To do -> Gather each line in the entries that includes the string "Remembering".

Given records ->
◇ ◇ ◇ ◇ ◇ ◇ ◇
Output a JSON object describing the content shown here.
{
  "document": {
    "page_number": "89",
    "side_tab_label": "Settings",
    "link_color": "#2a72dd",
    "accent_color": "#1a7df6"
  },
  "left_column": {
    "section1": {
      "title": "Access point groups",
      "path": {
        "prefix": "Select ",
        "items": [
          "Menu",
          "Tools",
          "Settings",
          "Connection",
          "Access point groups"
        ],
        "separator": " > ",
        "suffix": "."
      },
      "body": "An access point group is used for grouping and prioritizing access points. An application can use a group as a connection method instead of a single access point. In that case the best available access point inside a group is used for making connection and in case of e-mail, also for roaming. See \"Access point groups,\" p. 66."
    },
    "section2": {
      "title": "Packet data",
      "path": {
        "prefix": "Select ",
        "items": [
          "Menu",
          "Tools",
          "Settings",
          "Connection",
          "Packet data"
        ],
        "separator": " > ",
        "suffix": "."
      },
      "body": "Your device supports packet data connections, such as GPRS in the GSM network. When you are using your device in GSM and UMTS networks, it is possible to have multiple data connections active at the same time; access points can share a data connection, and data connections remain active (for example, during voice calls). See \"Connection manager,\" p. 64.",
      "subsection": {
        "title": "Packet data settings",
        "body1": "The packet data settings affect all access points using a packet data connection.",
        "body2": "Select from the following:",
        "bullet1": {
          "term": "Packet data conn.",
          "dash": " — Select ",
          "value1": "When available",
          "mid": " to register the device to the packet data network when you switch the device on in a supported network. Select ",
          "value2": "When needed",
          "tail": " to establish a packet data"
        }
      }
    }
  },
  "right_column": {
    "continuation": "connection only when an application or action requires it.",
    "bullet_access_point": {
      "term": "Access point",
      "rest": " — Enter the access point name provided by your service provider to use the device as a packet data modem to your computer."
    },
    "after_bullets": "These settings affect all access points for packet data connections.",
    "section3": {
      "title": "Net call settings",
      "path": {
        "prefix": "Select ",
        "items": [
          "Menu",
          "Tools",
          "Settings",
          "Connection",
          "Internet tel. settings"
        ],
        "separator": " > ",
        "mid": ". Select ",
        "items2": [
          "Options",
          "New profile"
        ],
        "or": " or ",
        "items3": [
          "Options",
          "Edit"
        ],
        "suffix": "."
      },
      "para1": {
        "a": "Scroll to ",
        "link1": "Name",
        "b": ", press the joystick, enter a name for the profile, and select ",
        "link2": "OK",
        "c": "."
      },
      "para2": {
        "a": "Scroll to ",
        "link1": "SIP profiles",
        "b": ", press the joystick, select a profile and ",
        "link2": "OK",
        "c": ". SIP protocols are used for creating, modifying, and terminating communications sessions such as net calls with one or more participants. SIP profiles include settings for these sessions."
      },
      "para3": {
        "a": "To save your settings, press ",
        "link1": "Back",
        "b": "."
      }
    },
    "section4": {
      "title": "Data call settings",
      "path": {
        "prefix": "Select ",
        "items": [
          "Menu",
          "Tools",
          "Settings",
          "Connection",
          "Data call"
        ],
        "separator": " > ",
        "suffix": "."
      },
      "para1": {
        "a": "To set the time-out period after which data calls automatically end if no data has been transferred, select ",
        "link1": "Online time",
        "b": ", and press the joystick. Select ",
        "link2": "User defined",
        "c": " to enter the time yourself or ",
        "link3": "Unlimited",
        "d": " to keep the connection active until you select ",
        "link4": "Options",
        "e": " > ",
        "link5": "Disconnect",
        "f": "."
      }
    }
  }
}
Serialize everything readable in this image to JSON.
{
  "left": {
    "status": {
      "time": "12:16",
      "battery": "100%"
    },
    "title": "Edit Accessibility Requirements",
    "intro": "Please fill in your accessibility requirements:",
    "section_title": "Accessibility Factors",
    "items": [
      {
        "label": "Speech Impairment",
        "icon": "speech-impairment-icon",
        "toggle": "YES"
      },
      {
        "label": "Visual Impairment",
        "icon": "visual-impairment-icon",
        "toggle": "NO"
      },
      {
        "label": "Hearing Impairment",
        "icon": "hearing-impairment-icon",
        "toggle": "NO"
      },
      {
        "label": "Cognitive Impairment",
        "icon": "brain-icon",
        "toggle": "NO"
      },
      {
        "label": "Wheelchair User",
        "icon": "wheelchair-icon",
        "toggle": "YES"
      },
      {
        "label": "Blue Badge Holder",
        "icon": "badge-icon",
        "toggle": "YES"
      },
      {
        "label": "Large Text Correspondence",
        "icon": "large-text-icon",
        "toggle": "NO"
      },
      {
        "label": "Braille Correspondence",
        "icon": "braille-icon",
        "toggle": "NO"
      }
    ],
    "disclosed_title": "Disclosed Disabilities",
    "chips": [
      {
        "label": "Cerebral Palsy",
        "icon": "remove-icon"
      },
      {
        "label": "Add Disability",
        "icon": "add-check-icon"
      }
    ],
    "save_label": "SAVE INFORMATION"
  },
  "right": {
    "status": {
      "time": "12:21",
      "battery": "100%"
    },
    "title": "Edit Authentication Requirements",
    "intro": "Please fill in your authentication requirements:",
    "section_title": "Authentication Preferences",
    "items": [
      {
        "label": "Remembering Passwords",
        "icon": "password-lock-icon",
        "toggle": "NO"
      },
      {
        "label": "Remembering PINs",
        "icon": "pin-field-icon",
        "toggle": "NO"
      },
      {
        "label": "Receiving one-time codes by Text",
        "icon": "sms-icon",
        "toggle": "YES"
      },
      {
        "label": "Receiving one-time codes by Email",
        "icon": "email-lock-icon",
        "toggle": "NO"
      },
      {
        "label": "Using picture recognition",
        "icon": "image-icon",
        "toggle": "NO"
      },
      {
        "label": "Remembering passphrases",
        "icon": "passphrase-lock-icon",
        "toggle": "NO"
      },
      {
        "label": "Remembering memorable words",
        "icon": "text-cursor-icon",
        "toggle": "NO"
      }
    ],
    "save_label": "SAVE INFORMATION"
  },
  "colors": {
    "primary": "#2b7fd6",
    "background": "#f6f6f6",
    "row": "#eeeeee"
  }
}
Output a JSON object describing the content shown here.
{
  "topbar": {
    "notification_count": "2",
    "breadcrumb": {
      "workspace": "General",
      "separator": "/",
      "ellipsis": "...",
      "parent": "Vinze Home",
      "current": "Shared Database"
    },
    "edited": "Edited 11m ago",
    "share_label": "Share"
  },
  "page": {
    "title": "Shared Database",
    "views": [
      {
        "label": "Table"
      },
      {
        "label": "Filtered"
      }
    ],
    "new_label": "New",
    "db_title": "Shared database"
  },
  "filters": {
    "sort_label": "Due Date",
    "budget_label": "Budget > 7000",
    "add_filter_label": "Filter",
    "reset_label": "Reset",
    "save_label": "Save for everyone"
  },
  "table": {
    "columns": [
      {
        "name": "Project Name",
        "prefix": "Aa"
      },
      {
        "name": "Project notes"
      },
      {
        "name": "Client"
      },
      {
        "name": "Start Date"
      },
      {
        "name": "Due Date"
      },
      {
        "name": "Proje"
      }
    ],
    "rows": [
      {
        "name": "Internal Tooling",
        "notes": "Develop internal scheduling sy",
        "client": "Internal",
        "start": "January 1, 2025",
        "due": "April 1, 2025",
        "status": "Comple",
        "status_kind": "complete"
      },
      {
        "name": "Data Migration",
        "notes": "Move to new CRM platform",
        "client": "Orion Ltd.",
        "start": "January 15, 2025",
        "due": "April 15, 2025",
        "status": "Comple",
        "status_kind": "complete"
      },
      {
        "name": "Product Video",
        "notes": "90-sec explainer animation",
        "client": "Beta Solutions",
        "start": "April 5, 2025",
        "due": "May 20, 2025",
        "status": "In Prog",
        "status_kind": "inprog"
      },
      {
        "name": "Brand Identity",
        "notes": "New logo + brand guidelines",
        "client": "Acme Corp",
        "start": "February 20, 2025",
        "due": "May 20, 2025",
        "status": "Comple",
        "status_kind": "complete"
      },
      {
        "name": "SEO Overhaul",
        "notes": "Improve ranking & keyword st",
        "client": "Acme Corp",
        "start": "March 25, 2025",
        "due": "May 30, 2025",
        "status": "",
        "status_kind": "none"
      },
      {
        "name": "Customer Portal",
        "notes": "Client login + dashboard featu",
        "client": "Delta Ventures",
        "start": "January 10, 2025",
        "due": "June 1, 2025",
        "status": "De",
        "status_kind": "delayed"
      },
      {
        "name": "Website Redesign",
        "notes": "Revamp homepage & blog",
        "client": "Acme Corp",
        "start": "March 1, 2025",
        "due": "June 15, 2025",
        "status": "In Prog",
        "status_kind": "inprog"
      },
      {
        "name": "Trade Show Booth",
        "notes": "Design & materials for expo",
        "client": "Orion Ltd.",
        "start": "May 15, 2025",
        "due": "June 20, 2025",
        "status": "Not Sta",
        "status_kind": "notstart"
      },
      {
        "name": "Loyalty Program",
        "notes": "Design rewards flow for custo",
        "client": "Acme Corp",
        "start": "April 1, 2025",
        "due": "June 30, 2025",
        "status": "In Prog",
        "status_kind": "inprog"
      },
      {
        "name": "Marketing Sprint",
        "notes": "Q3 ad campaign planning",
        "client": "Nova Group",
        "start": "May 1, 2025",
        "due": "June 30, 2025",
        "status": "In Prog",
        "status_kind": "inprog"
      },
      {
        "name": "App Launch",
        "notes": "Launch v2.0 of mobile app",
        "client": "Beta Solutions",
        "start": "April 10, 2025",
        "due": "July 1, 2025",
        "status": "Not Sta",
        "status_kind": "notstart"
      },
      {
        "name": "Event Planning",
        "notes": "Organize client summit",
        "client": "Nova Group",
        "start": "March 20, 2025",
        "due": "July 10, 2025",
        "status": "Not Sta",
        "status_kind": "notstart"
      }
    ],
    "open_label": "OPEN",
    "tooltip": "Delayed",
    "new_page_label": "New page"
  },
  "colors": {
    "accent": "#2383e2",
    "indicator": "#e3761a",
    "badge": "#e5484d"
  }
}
◇ ◇ ◇ ◇ ◇ ◇ ◇
Written response ->
        "label": "Remembering Passwords",
        "label": "Remembering PINs",
        "label": "Remembering passphrases",
        "label": "Remembering memorable words",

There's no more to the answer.